:: Records for the exercise

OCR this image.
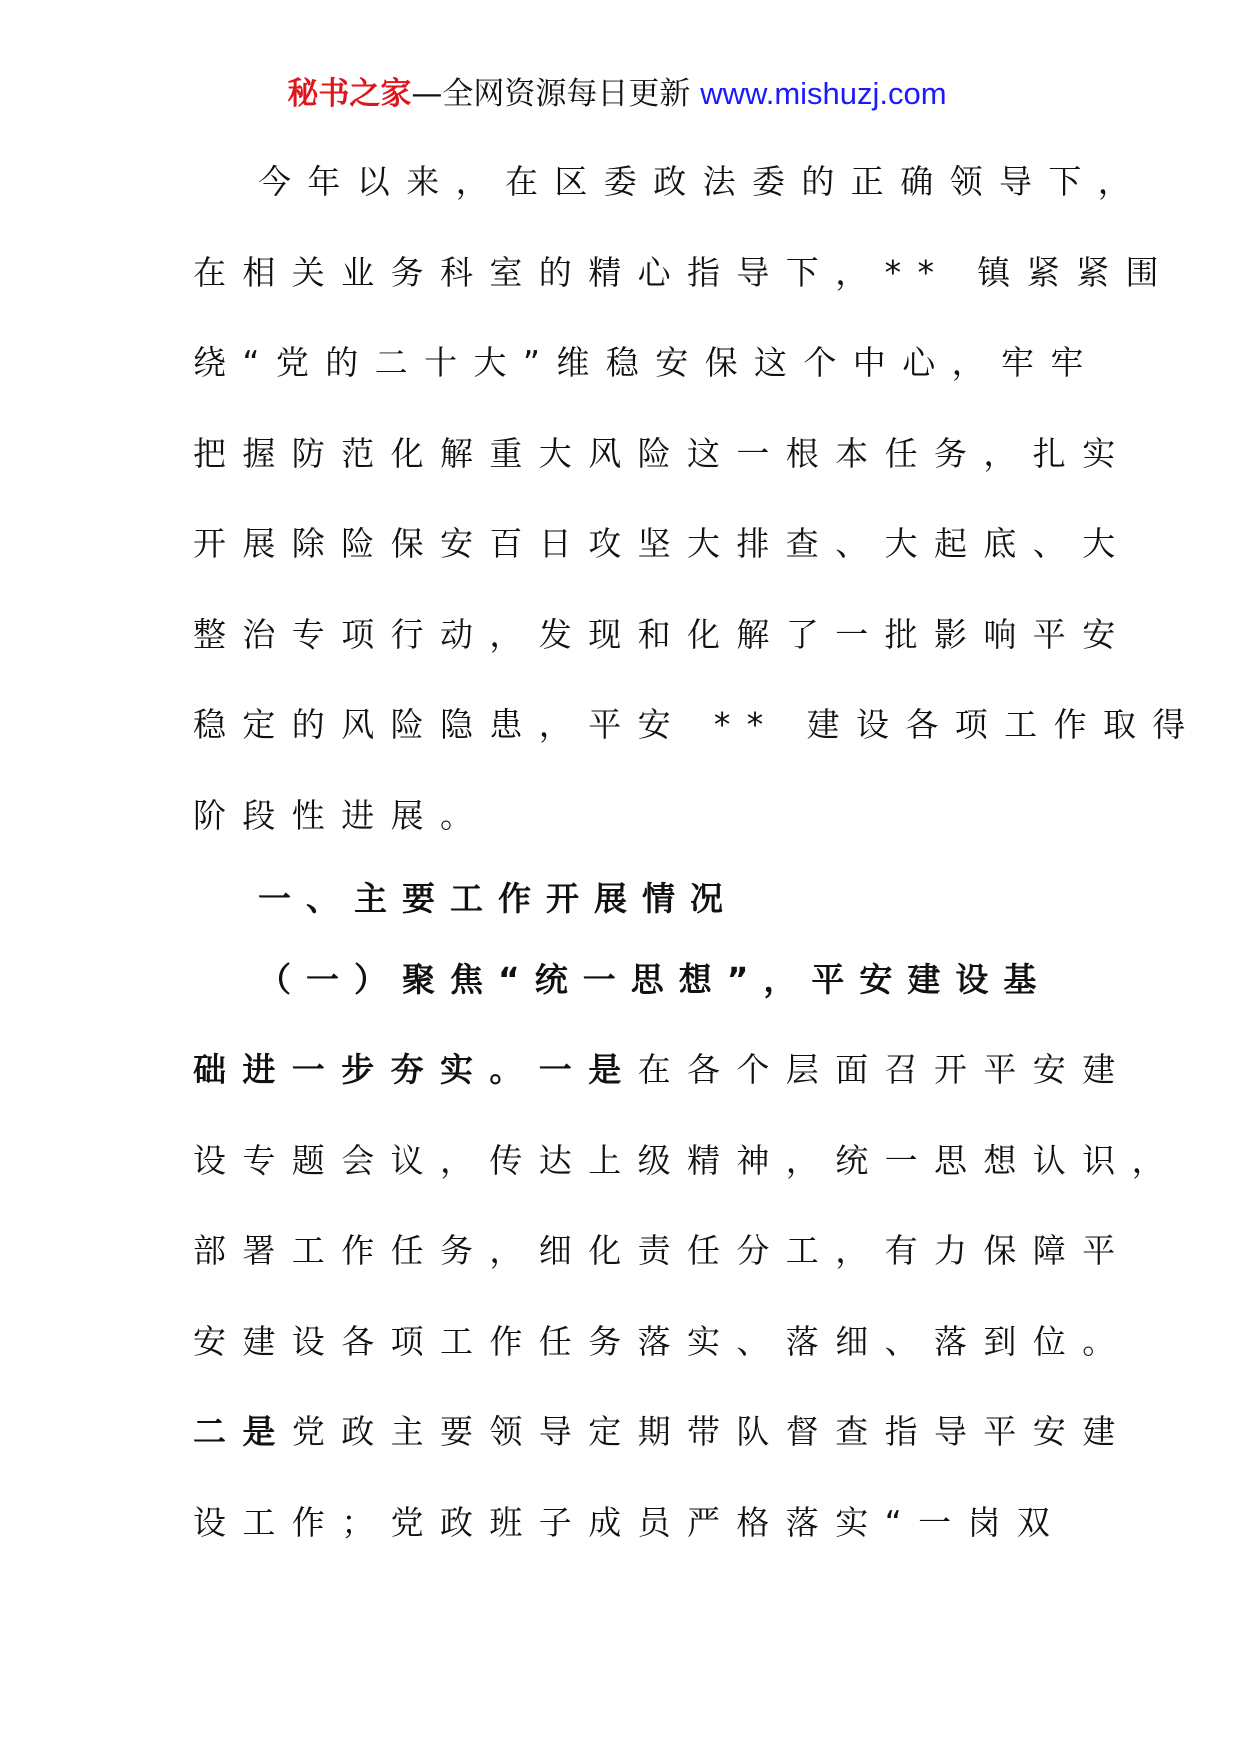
秘书之家—全网资源每日更新 www.mishuzj.com
今年以来，在区委政法委的正确领导下，
在相关业务科室的精心指导下，** 镇紧紧围
绕“党的二十大”维稳安保这个中心，牢牢
把握防范化解重大风险这一根本任务，扎实
开展除险保安百日攻坚大排查、大起底、大
整治专项行动，发现和化解了一批影响平安
稳定的风险隐患，平安 ** 建设各项工作取得
阶段性进展。
一、主要工作开展情况
（一）聚焦“统一思想”，平安建设基
础进一步夯实。一是在各个层面召开平安建
设专题会议，传达上级精神，统一思想认识，
部署工作任务，细化责任分工，有力保障平
安建设各项工作任务落实、落细、落到位。
二是党政主要领导定期带队督查指导平安建
设工作；党政班子成员严格落实“一岗双
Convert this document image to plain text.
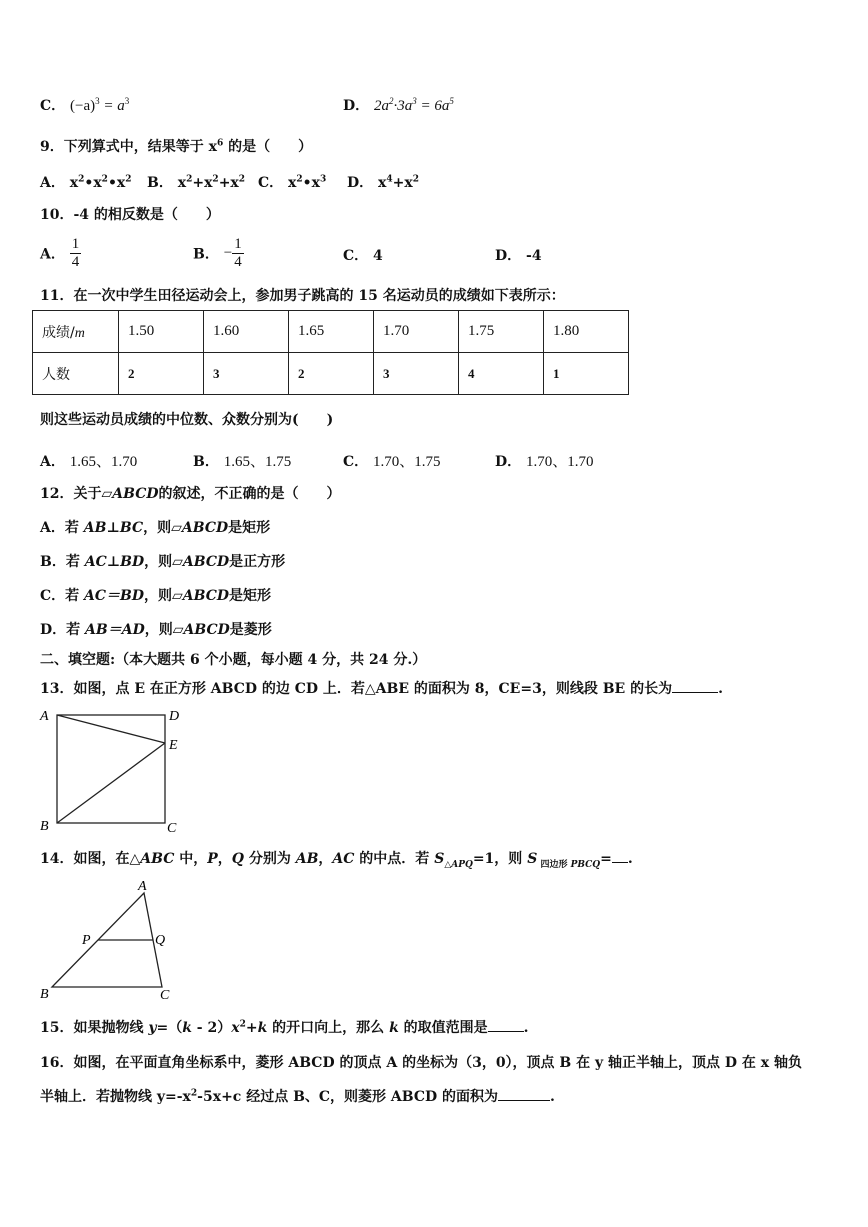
C． $(-a)^3 = a^3$	D． $2a^2\cdot 3a^3 = 6a^5$
9．下列算式中，结果等于 $x^6$ 的是（　　）
A． $x^2•x^2•x^2$ B． $x^2+x^2+x^2$ C． $x^2•x^3$ D． $x^4+x^2$
10．-4 的相反数是（　　）
A． $\frac{1}{4}$	B． − $\frac{1}{4}$	C． 4	D． -4
11．在一次中学生田径运动会上，参加男子跳高的 15 名运动员的成绩如下表所示：
成绩/m	1.50	1.60	1.65	1.70	1.75	1.80
人数	2	3	2	3	4	1
则这些运动员成绩的中位数、众数分别为(　　)
A． 1.65、1.70	B． 1.65、1.75	C． 1.70、1.75	D． 1.70、1.70
12．关于▱ABCD的叙述，不正确的是（　　）
A．若 AB⊥BC，则▱ABCD是矩形
B．若 AC⊥BD，则▱ABCD是正方形
C．若 AC＝BD，则▱ABCD是矩形
D．若 AB＝AD，则▱ABCD是菱形
二、填空题:（本大题共 6 个小题，每小题 4 分，共 24 分.）
13．如图，点 E 在正方形 ABCD 的边 CD 上．若△ABE 的面积为 8，CE=3，则线段 BE 的长为	.
A	D
E
B	C
14．如图，在△ABC 中，P，Q 分别为 AB，AC 的中点．若 $S_{\triangle APQ}=1$，则 S $_{四边形 PBCQ}$= .
A
P	Q
B	C
15．如果抛物线 $y=(k - 2)x^2+k$ 的开口向上，那么 k 的取值范围是	.
16．如图，在平面直角坐标系中，菱形 ABCD 的顶点 A 的坐标为（3，0），顶点 B 在 y 轴正半轴上，顶点 D 在 x 轴负
半轴上．若抛物线 $y=-x^2-5x+c$ 经过点 B、C，则菱形 ABCD 的面积为	.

::::

What the task asks
Without including any pictures, output all the entries above exactly.

Reply to the exercise
OCR this image.
秘书之家—全网资源每日更新 www.mishuzj.com
今年以来，在区委政法委的正确领导下，
在相关业务科室的精心指导下，** 镇紧紧围
绕“党的二十大”维稳安保这个中心，牢牢
把握防范化解重大风险这一根本任务，扎实
开展除险保安百日攻坚大排查、大起底、大
整治专项行动，发现和化解了一批影响平安
稳定的风险隐患，平安 ** 建设各项工作取得
阶段性进展。
一、主要工作开展情况
（一）聚焦“统一思想”，平安建设基
础进一步夯实。一是在各个层面召开平安建
设专题会议，传达上级精神，统一思想认识，
部署工作任务，细化责任分工，有力保障平
安建设各项工作任务落实、落细、落到位。
二是党政主要领导定期带队督查指导平安建
设工作；党政班子成员严格落实“一岗双
Convert this document image to plain text.
C． $(-a)^3 = a^3$	D． $2a^2\cdot 3a^3 = 6a^5$
9．下列算式中，结果等于 $x^6$ 的是（　　）
A． $x^2•x^2•x^2$ B． $x^2+x^2+x^2$ C． $x^2•x^3$ D． $x^4+x^2$
10．-4 的相反数是（　　）
A． $\frac{1}{4}$	B． − $\frac{1}{4}$	C． 4	D． -4
11．在一次中学生田径运动会上，参加男子跳高的 15 名运动员的成绩如下表所示：
成绩/m	1.50	1.60	1.65	1.70	1.75	1.80
人数	2	3	2	3	4	1
则这些运动员成绩的中位数、众数分别为(　　)
A． 1.65、1.70	B． 1.65、1.75	C． 1.70、1.75	D． 1.70、1.70
12．关于▱ABCD的叙述，不正确的是（　　）
A．若 AB⊥BC，则▱ABCD是矩形
B．若 AC⊥BD，则▱ABCD是正方形
C．若 AC＝BD，则▱ABCD是矩形
D．若 AB＝AD，则▱ABCD是菱形
二、填空题:（本大题共 6 个小题，每小题 4 分，共 24 分.）
13．如图，点 E 在正方形 ABCD 的边 CD 上．若△ABE 的面积为 8，CE=3，则线段 BE 的长为	.
A	D
E
B	C
14．如图，在△ABC 中，P，Q 分别为 AB，AC 的中点．若 $S_{\triangle APQ}=1$，则 S $_{四边形 PBCQ}$= .
A
P	Q
B	C
15．如果抛物线 $y=(k - 2)x^2+k$ 的开口向上，那么 k 的取值范围是	.
16．如图，在平面直角坐标系中，菱形 ABCD 的顶点 A 的坐标为（3，0），顶点 B 在 y 轴正半轴上，顶点 D 在 x 轴负
半轴上．若抛物线 $y=-x^2-5x+c$ 经过点 B、C，则菱形 ABCD 的面积为	.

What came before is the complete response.